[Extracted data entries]
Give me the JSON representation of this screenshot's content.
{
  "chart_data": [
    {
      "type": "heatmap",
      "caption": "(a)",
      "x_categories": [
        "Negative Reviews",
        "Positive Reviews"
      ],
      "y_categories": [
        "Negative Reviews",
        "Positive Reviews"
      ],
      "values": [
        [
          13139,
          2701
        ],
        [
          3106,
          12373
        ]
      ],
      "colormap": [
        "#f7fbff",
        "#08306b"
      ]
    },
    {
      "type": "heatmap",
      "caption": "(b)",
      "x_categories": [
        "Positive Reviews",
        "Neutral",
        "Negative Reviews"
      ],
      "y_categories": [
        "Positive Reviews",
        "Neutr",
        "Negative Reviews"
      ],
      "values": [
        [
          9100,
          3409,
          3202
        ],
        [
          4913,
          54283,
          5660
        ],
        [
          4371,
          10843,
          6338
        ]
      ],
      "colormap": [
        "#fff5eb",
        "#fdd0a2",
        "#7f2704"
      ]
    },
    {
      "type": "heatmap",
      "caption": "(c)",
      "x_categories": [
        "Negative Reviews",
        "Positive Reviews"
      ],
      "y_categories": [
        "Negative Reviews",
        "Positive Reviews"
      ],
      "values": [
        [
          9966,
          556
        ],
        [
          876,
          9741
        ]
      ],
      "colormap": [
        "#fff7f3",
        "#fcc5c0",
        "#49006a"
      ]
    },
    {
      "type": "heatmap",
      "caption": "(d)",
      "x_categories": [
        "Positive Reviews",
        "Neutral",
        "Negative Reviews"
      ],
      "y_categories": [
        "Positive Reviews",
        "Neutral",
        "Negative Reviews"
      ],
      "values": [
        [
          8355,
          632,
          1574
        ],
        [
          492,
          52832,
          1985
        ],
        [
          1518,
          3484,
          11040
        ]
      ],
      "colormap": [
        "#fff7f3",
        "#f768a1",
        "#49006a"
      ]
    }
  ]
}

__DESCRIPTION OF THE TASK__
Copy all lines in the listing above where the string "caption" appears.

__EXERCISE ANSWER__
      "caption": "(a)",
      "caption": "(b)",
      "caption": "(c)",
      "caption": "(d)",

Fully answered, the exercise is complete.